# [Data in this exercise]

***

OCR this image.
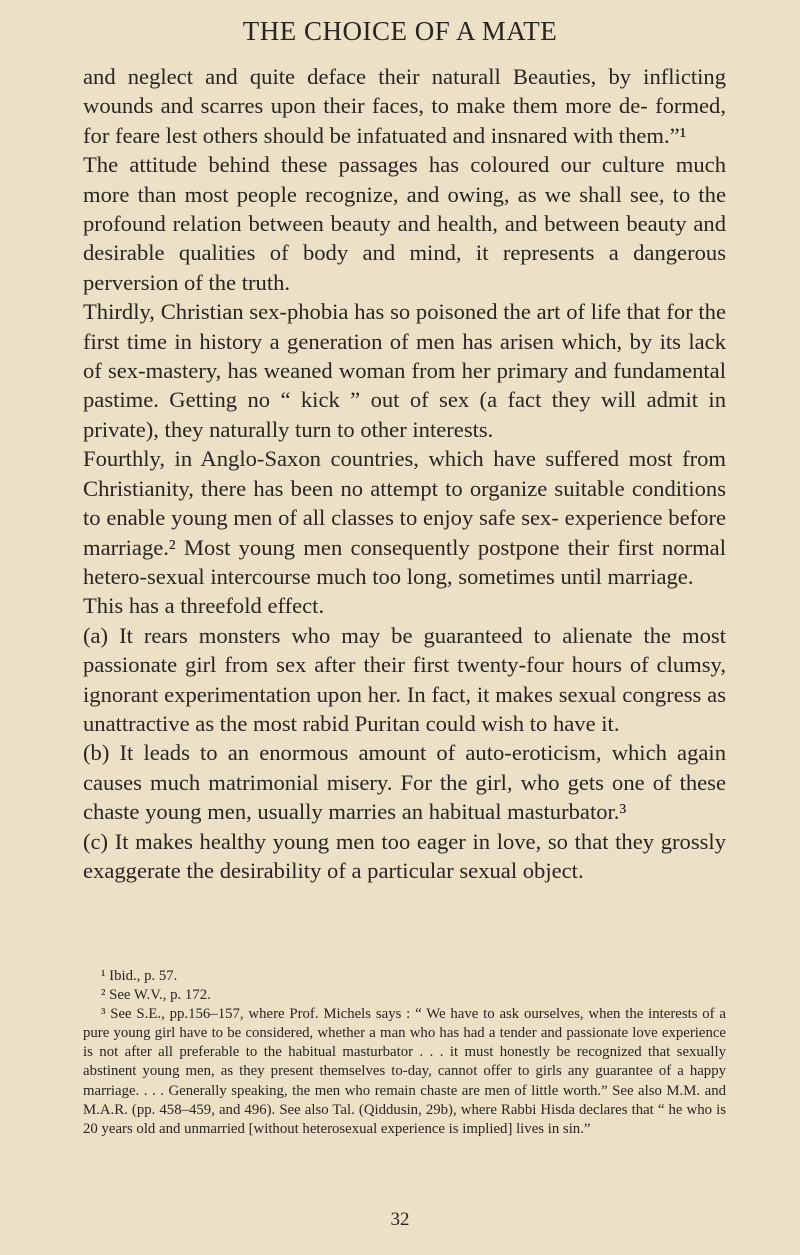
THE CHOICE OF A MATE

and neglect and quite deface their naturall Beauties, by inflicting wounds and scarres upon their faces, to make them more de- formed, for feare lest others should be infatuated and insnared with them.”¹

The attitude behind these passages has coloured our culture much more than most people recognize, and owing, as we shall see, to the profound relation between beauty and health, and between beauty and desirable qualities of body and mind, it represents a dangerous perversion of the truth.

Thirdly, Christian sex-phobia has so poisoned the art of life that for the first time in history a generation of men has arisen which, by its lack of sex-mastery, has weaned woman from her primary and fundamental pastime. Getting no “ kick ” out of sex (a fact they will admit in private), they naturally turn to other interests.

Fourthly, in Anglo-Saxon countries, which have suffered most from Christianity, there has been no attempt to organize suitable conditions to enable young men of all classes to enjoy safe sex- experience before marriage.² Most young men consequently postpone their first normal hetero-sexual intercourse much too long, sometimes until marriage.

This has a threefold effect.

(a) It rears monsters who may be guaranteed to alienate the most passionate girl from sex after their first twenty-four hours of clumsy, ignorant experimentation upon her. In fact, it makes sexual congress as unattractive as the most rabid Puritan could wish to have it.

(b) It leads to an enormous amount of auto-eroticism, which again causes much matrimonial misery. For the girl, who gets one of these chaste young men, usually marries an habitual masturbator.³

(c) It makes healthy young men too eager in love, so that they grossly exaggerate the desirability of a particular sexual object.

¹ Ibid., p. 57.

² See W.V., p. 172.

³ See S.E., pp.156–157, where Prof. Michels says : “ We have to ask ourselves, when the interests of a pure young girl have to be considered, whether a man who has had a tender and passionate love experience is not after all preferable to the habitual masturbator . . . it must honestly be recognized that sexually abstinent young men, as they present themselves to-day, cannot offer to girls any guarantee of a happy marriage. . . . Generally speaking, the men who remain chaste are men of little worth.” See also M.M. and M.A.R. (pp. 458–459, and 496). See also Tal. (Qiddusin, 29b), where Rabbi Hisda declares that “ he who is 20 years old and unmarried [without heterosexual experience is implied] lives in sin.”

32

***

Look for lines containing the string "their" and copy them all.

# [Result of this exercise]
and neglect and quite deface their naturall Beauties, by inflicting wounds and scarres upon their faces, to make them more de- formed, for feare lest others should be infatuated and insnared with them.”¹
Fourthly, in Anglo-Saxon countries, which have suffered most from Christianity, there has been no attempt to organize suitable conditions to enable young men of all classes to enjoy safe sex- experience before marriage.² Most young men consequently postpone their first normal hetero-sexual intercourse much too long, sometimes until marriage.
(a) It rears monsters who may be guaranteed to alienate the most passionate girl from sex after their first twenty-four hours of clumsy, ignorant experimentation upon her. In fact, it makes sexual congress as unattractive as the most rabid Puritan could wish to have it.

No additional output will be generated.